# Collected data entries
>>>

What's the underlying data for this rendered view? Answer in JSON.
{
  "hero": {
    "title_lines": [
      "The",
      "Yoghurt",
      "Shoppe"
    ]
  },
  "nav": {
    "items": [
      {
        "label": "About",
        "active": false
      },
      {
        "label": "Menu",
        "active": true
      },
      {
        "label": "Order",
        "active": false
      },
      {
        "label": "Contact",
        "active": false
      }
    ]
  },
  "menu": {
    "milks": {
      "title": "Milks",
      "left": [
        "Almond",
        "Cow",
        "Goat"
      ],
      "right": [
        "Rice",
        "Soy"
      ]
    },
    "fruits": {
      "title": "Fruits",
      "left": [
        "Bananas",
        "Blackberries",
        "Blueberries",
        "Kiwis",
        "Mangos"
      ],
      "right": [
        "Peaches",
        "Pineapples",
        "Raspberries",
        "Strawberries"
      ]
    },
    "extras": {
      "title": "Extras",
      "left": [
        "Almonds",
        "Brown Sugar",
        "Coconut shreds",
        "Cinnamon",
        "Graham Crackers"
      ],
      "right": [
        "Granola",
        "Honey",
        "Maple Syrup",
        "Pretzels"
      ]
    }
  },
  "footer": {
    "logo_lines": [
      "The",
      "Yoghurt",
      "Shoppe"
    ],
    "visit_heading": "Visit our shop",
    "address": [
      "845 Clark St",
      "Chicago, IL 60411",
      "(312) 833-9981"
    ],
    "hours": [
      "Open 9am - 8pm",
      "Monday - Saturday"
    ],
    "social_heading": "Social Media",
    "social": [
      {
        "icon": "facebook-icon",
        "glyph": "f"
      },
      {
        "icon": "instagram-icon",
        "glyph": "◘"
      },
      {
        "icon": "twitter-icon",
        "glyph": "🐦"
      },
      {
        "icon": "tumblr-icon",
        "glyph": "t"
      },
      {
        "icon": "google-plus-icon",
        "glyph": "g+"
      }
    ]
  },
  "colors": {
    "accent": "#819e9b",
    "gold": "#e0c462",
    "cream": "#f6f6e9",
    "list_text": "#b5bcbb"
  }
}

<<<

# Exercise instructions
In the entries above, count each line that holds "icon". Give the total and nothing else.

# Solution to the problem
5